● EXERCISE DETAILS: Would you transcribe the listing that follows, character for character, and omit its images?
>> START PROVIDED RECORDS
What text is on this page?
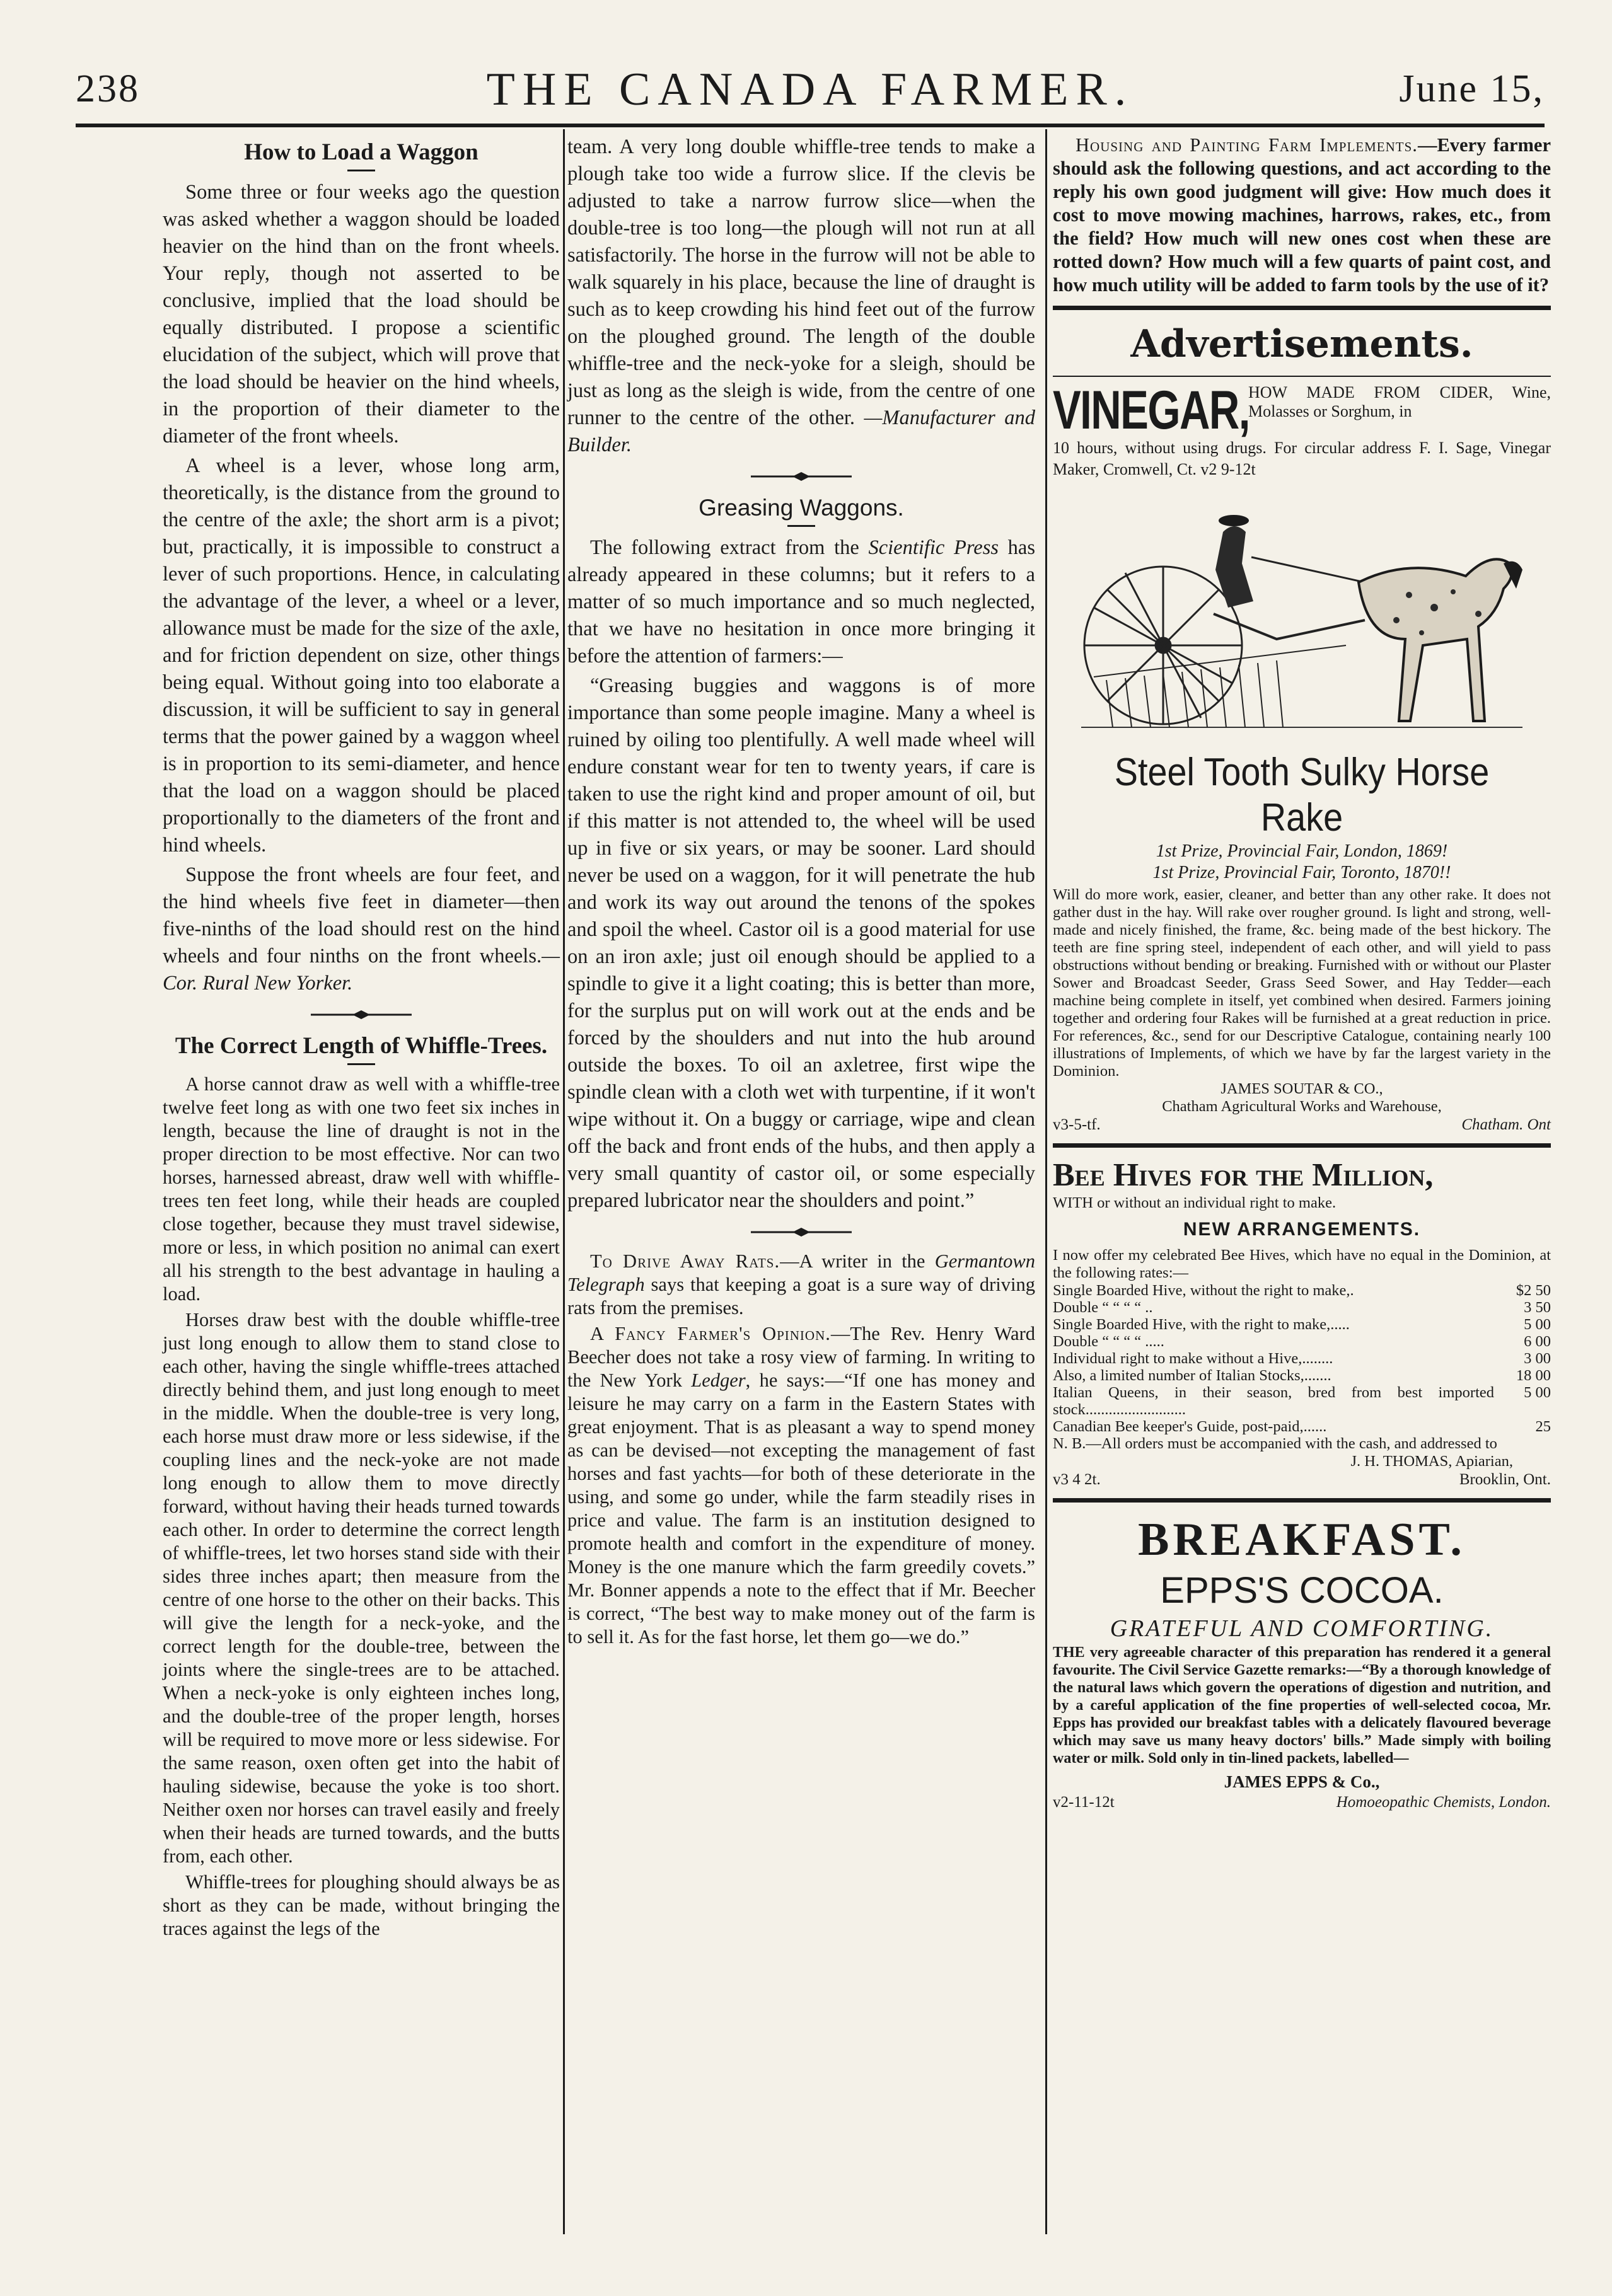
238	THE CANADA FARMER.	June 15,
How to Load a Waggon

Some three or four weeks ago the question was asked whether a waggon should be loaded heavier on the hind than on the front wheels. Your reply, though not asserted to be conclusive, implied that the load should be equally distributed. I propose a scientific elucidation of the subject, which will prove that the load should be heavier on the hind wheels, in the proportion of their diameter to the diameter of the front wheels.

A wheel is a lever, whose long arm, theoretically, is the distance from the ground to the centre of the axle; the short arm is a pivot; but, practically, it is impossible to construct a lever of such proportions. Hence, in calculating the advantage of the lever, a wheel or a lever, allowance must be made for the size of the axle, and for friction dependent on size, other things being equal. Without going into too elaborate a discussion, it will be sufficient to say in general terms that the power gained by a waggon wheel is in proportion to its semi-diameter, and hence that the load on a waggon should be placed proportionally to the diameters of the front and hind wheels.

Suppose the front wheels are four feet, and the hind wheels five feet in diameter—then five-ninths of the load should rest on the hind wheels and four ninths on the front wheels.—Cor. Rural New Yorker.

The Correct Length of Whiffle-Trees.

A horse cannot draw as well with a whiffle-tree twelve feet long as with one two feet six inches in length, because the line of draught is not in the proper direction to be most effective. Nor can two horses, harnessed abreast, draw well with whiffle-trees ten feet long, while their heads are coupled close together, because they must travel sidewise, more or less, in which position no animal can exert all his strength to the best advantage in hauling a load.

Horses draw best with the double whiffle-tree just long enough to allow them to stand close to each other, having the single whiffle-trees attached directly behind them, and just long enough to meet in the middle. When the double-tree is very long, each horse must draw more or less sidewise, if the coupling lines and the neck-yoke are not made long enough to allow them to move directly forward, without having their heads turned towards each other. In order to determine the correct length of whiffle-trees, let two horses stand side with their sides three inches apart; then measure from the centre of one horse to the other on their backs. This will give the length for a neck-yoke, and the correct length for the double-tree, between the joints where the single-trees are to be attached. When a neck-yoke is only eighteen inches long, and the double-tree of the proper length, horses will be required to move more or less sidewise. For the same reason, oxen often get into the habit of hauling sidewise, because the yoke is too short. Neither oxen nor horses can travel easily and freely when their heads are turned towards, and the butts from, each other.

Whiffle-trees for ploughing should always be as short as they can be made, without bringing the traces against the legs of the

team. A very long double whiffle-tree tends to make a plough take too wide a furrow slice. If the clevis be adjusted to take a narrow furrow slice—when the double-tree is too long—the plough will not run at all satisfactorily. The horse in the furrow will not be able to walk squarely in his place, because the line of draught is such as to keep crowding his hind feet out of the furrow on the ploughed ground. The length of the double whiffle-tree and the neck-yoke for a sleigh, should be just as long as the sleigh is wide, from the centre of one runner to the centre of the other. —Manufacturer and Builder.

Greasing Waggons.

The following extract from the Scientific Press has already appeared in these columns; but it refers to a matter of so much importance and so much neglected, that we have no hesitation in once more bringing it before the attention of farmers:—

“Greasing buggies and waggons is of more importance than some people imagine. Many a wheel is ruined by oiling too plentifully. A well made wheel will endure constant wear for ten to twenty years, if care is taken to use the right kind and proper amount of oil, but if this matter is not attended to, the wheel will be used up in five or six years, or may be sooner. Lard should never be used on a waggon, for it will penetrate the hub and work its way out around the tenons of the spokes and spoil the wheel. Castor oil is a good material for use on an iron axle; just oil enough should be applied to a spindle to give it a light coating; this is better than more, for the surplus put on will work out at the ends and be forced by the shoulders and nut into the hub around outside the boxes. To oil an axletree, first wipe the spindle clean with a cloth wet with turpentine, if it won't wipe without it. On a buggy or carriage, wipe and clean off the back and front ends of the hubs, and then apply a very small quantity of castor oil, or some especially prepared lubricator near the shoulders and point.”

To Drive Away Rats.—A writer in the Germantown Telegraph says that keeping a goat is a sure way of driving rats from the premises.

A Fancy Farmer's Opinion.—The Rev. Henry Ward Beecher does not take a rosy view of farming. In writing to the New York Ledger, he says:—“If one has money and leisure he may carry on a farm in the Eastern States with great enjoyment. That is as pleasant a way to spend money as can be devised—not excepting the management of fast horses and fast yachts—for both of these deteriorate in the using, and some go under, while the farm steadily rises in price and value. The farm is an institution designed to promote health and comfort in the expenditure of money. Money is the one manure which the farm greedily covets.” Mr. Bonner appends a note to the effect that if Mr. Beecher is correct, “The best way to make money out of the farm is to sell it. As for the fast horse, let them go—we do.”

Housing and Painting Farm Implements.—Every farmer should ask the following questions, and act according to the reply his own good judgment will give: How much does it cost to move mowing machines, harrows, rakes, etc., from the field? How much will new ones cost when these are rotted down? How much will a few quarts of paint cost, and how much utility will be added to farm tools by the use of it?

Advertisements.
VINEGAR,
HOW MADE FROM CIDER, Wine, Molasses or Sorghum, in
10 hours, without using drugs. For circular address F. I. Sage, Vinegar Maker, Cromwell, Ct. v2 9-12t
Steel Tooth Sulky Horse Rake
1st Prize, Provincial Fair, London, 1869!
1st Prize, Provincial Fair, Toronto, 1870!!
Will do more work, easier, cleaner, and better than any other rake. It does not gather dust in the hay. Will rake over rougher ground. Is light and strong, well-made and nicely finished, the frame, &c. being made of the best hickory. The teeth are fine spring steel, independent of each other, and will yield to pass obstructions without bending or breaking. Furnished with or without our Plaster Sower and Broadcast Seeder, Grass Seed Sower, and Hay Tedder—each machine being complete in itself, yet combined when desired. Farmers joining together and ordering four Rakes will be furnished at a great reduction in price. For references, &c., send for our Descriptive Catalogue, containing nearly 100 illustrations of Implements, of which we have by far the largest variety in the Dominion.
JAMES SOUTAR & CO.,
Chatham Agricultural Works and Warehouse,
v3-5-tf.	Chatham. Ont
Bee Hives for the Million,
WITH or without an individual right to make.
NEW ARRANGEMENTS.
I now offer my celebrated Bee Hives, which have no equal in the Dominion, at the following rates:—
Single Boarded Hive, without the right to make,.	$2 50
Double “ “ “ “ ..	3 50
Single Boarded Hive, with the right to make,.....	5 00
Double “ “ “ “ .....	6 00
Individual right to make without a Hive,........	3 00
Also, a limited number of Italian Stocks,.......	18 00
Italian Queens, in their season, bred from best imported stock..........................	5 00
Canadian Bee keeper's Guide, post-paid,......	25
N. B.—All orders must be accompanied with the cash, and addressed to
J. H. THOMAS, Apiarian,
v3 4 2t.	Brooklin, Ont.
BREAKFAST.
EPPS'S COCOA.
GRATEFUL AND COMFORTING.
THE very agreeable character of this preparation has rendered it a general favourite. The Civil Service Gazette remarks:—“By a thorough knowledge of the natural laws which govern the operations of digestion and nutrition, and by a careful application of the fine properties of well-selected cocoa, Mr. Epps has provided our breakfast tables with a delicately flavoured beverage which may save us many heavy doctors' bills.” Made simply with boiling water or milk. Sold only in tin-lined packets, labelled—
JAMES EPPS & Co.,
v2-11-12t	Homoeopathic Chemists, London.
>> END PROVIDED RECORDS
● REPLY:
What text is on this page?
238	THE CANADA FARMER.	June 15,
How to Load a Waggon

Some three or four weeks ago the question was asked whether a waggon should be loaded heavier on the hind than on the front wheels. Your reply, though not asserted to be conclusive, implied that the load should be equally distributed. I propose a scientific elucidation of the subject, which will prove that the load should be heavier on the hind wheels, in the proportion of their diameter to the diameter of the front wheels.

A wheel is a lever, whose long arm, theoretically, is the distance from the ground to the centre of the axle; the short arm is a pivot; but, practically, it is impossible to construct a lever of such proportions. Hence, in calculating the advantage of the lever, a wheel or a lever, allowance must be made for the size of the axle, and for friction dependent on size, other things being equal. Without going into too elaborate a discussion, it will be sufficient to say in general terms that the power gained by a waggon wheel is in proportion to its semi-diameter, and hence that the load on a waggon should be placed proportionally to the diameters of the front and hind wheels.

Suppose the front wheels are four feet, and the hind wheels five feet in diameter—then five-ninths of the load should rest on the hind wheels and four ninths on the front wheels.—Cor. Rural New Yorker.

The Correct Length of Whiffle-Trees.

A horse cannot draw as well with a whiffle-tree twelve feet long as with one two feet six inches in length, because the line of draught is not in the proper direction to be most effective. Nor can two horses, harnessed abreast, draw well with whiffle-trees ten feet long, while their heads are coupled close together, because they must travel sidewise, more or less, in which position no animal can exert all his strength to the best advantage in hauling a load.

Horses draw best with the double whiffle-tree just long enough to allow them to stand close to each other, having the single whiffle-trees attached directly behind them, and just long enough to meet in the middle. When the double-tree is very long, each horse must draw more or less sidewise, if the coupling lines and the neck-yoke are not made long enough to allow them to move directly forward, without having their heads turned towards each other. In order to determine the correct length of whiffle-trees, let two horses stand side with their sides three inches apart; then measure from the centre of one horse to the other on their backs. This will give the length for a neck-yoke, and the correct length for the double-tree, between the joints where the single-trees are to be attached. When a neck-yoke is only eighteen inches long, and the double-tree of the proper length, horses will be required to move more or less sidewise. For the same reason, oxen often get into the habit of hauling sidewise, because the yoke is too short. Neither oxen nor horses can travel easily and freely when their heads are turned towards, and the butts from, each other.

Whiffle-trees for ploughing should always be as short as they can be made, without bringing the traces against the legs of the

team. A very long double whiffle-tree tends to make a plough take too wide a furrow slice. If the clevis be adjusted to take a narrow furrow slice—when the double-tree is too long—the plough will not run at all satisfactorily. The horse in the furrow will not be able to walk squarely in his place, because the line of draught is such as to keep crowding his hind feet out of the furrow on the ploughed ground. The length of the double whiffle-tree and the neck-yoke for a sleigh, should be just as long as the sleigh is wide, from the centre of one runner to the centre of the other. —Manufacturer and Builder.

Greasing Waggons.

The following extract from the Scientific Press has already appeared in these columns; but it refers to a matter of so much importance and so much neglected, that we have no hesitation in once more bringing it before the attention of farmers:—

“Greasing buggies and waggons is of more importance than some people imagine. Many a wheel is ruined by oiling too plentifully. A well made wheel will endure constant wear for ten to twenty years, if care is taken to use the right kind and proper amount of oil, but if this matter is not attended to, the wheel will be used up in five or six years, or may be sooner. Lard should never be used on a waggon, for it will penetrate the hub and work its way out around the tenons of the spokes and spoil the wheel. Castor oil is a good material for use on an iron axle; just oil enough should be applied to a spindle to give it a light coating; this is better than more, for the surplus put on will work out at the ends and be forced by the shoulders and nut into the hub around outside the boxes. To oil an axletree, first wipe the spindle clean with a cloth wet with turpentine, if it won't wipe without it. On a buggy or carriage, wipe and clean off the back and front ends of the hubs, and then apply a very small quantity of castor oil, or some especially prepared lubricator near the shoulders and point.”

To Drive Away Rats.—A writer in the Germantown Telegraph says that keeping a goat is a sure way of driving rats from the premises.

A Fancy Farmer's Opinion.—The Rev. Henry Ward Beecher does not take a rosy view of farming. In writing to the New York Ledger, he says:—“If one has money and leisure he may carry on a farm in the Eastern States with great enjoyment. That is as pleasant a way to spend money as can be devised—not excepting the management of fast horses and fast yachts—for both of these deteriorate in the using, and some go under, while the farm steadily rises in price and value. The farm is an institution designed to promote health and comfort in the expenditure of money. Money is the one manure which the farm greedily covets.” Mr. Bonner appends a note to the effect that if Mr. Beecher is correct, “The best way to make money out of the farm is to sell it. As for the fast horse, let them go—we do.”

Housing and Painting Farm Implements.—Every farmer should ask the following questions, and act according to the reply his own good judgment will give: How much does it cost to move mowing machines, harrows, rakes, etc., from the field? How much will new ones cost when these are rotted down? How much will a few quarts of paint cost, and how much utility will be added to farm tools by the use of it?

Advertisements.
VINEGAR,
HOW MADE FROM CIDER, Wine, Molasses or Sorghum, in
10 hours, without using drugs. For circular address F. I. Sage, Vinegar Maker, Cromwell, Ct. v2 9-12t
Steel Tooth Sulky Horse Rake
1st Prize, Provincial Fair, London, 1869!
1st Prize, Provincial Fair, Toronto, 1870!!
Will do more work, easier, cleaner, and better than any other rake. It does not gather dust in the hay. Will rake over rougher ground. Is light and strong, well-made and nicely finished, the frame, &c. being made of the best hickory. The teeth are fine spring steel, independent of each other, and will yield to pass obstructions without bending or breaking. Furnished with or without our Plaster Sower and Broadcast Seeder, Grass Seed Sower, and Hay Tedder—each machine being complete in itself, yet combined when desired. Farmers joining together and ordering four Rakes will be furnished at a great reduction in price. For references, &c., send for our Descriptive Catalogue, containing nearly 100 illustrations of Implements, of which we have by far the largest variety in the Dominion.
JAMES SOUTAR & CO.,
Chatham Agricultural Works and Warehouse,
v3-5-tf.	Chatham. Ont
Bee Hives for the Million,
WITH or without an individual right to make.
NEW ARRANGEMENTS.
I now offer my celebrated Bee Hives, which have no equal in the Dominion, at the following rates:—
Single Boarded Hive, without the right to make,.	$2 50
Double “ “ “ “ ..	3 50
Single Boarded Hive, with the right to make,.....	5 00
Double “ “ “ “ .....	6 00
Individual right to make without a Hive,........	3 00
Also, a limited number of Italian Stocks,.......	18 00
Italian Queens, in their season, bred from best imported stock..........................	5 00
Canadian Bee keeper's Guide, post-paid,......	25
N. B.—All orders must be accompanied with the cash, and addressed to
J. H. THOMAS, Apiarian,
v3 4 2t.	Brooklin, Ont.
BREAKFAST.
EPPS'S COCOA.
GRATEFUL AND COMFORTING.
THE very agreeable character of this preparation has rendered it a general favourite. The Civil Service Gazette remarks:—“By a thorough knowledge of the natural laws which govern the operations of digestion and nutrition, and by a careful application of the fine properties of well-selected cocoa, Mr. Epps has provided our breakfast tables with a delicately flavoured beverage which may save us many heavy doctors' bills.” Made simply with boiling water or milk. Sold only in tin-lined packets, labelled—
JAMES EPPS & Co.,
v2-11-12t	Homoeopathic Chemists, London.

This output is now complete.